Description of the task>
Say how many lines include the word "Российской", using only a number.

Records to use>

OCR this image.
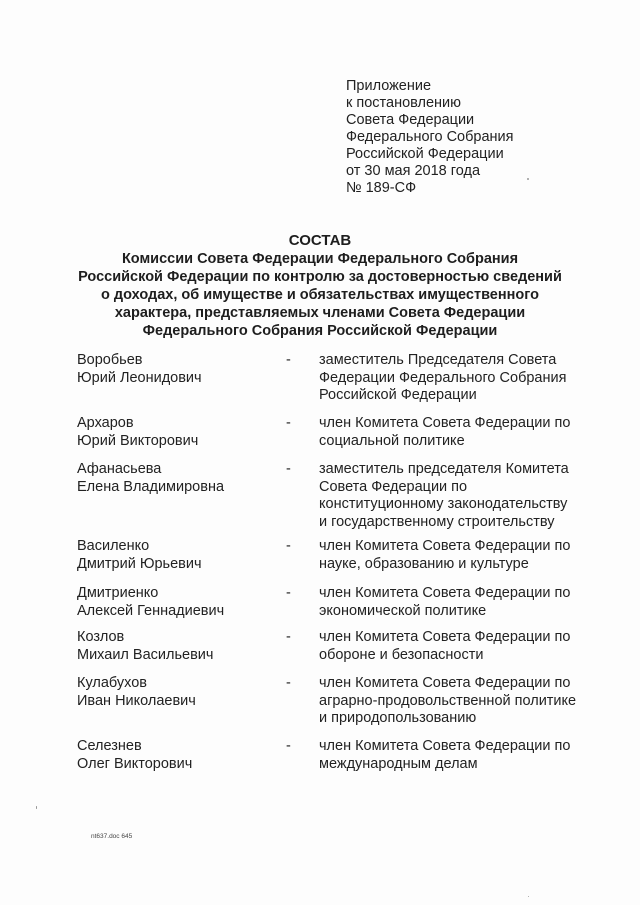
Приложение
к постановлению
Совета Федерации
Федерального Собрания
Российской Федерации
от 30 мая 2018 года
№ 189-СФ
СОСТАВ
Комиссии Совета Федерации Федерального Собрания
Российской Федерации по контролю за достоверностью сведений
о доходах, об имуществе и обязательствах имущественного
характера, представляемых членами Совета Федерации
Федерального Собрания Российской Федерации
Воробьев
Юрий Леонидович
- заместитель Председателя Совета
Федерации Федерального Собрания
Российской Федерации
Архаров
Юрий Викторович
- член Комитета Совета Федерации по
социальной политике
Афанасьева
Елена Владимировна
- заместитель председателя Комитета
Совета Федерации по
конституционному законодательству
и государственному строительству
Василенко
Дмитрий Юрьевич
- член Комитета Совета Федерации по
науке, образованию и культуре
Дмитриенко
Алексей Геннадиевич
- член Комитета Совета Федерации по
экономической политике
Козлов
Михаил Васильевич
- член Комитета Совета Федерации по
обороне и безопасности
Кулабухов
Иван Николаевич
- член Комитета Совета Федерации по
аграрно-продовольственной политике
и природопользованию
Селезнев
Олег Викторович
- член Комитета Совета Федерации по
международным делам
nt637.doc 645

Complete output>
4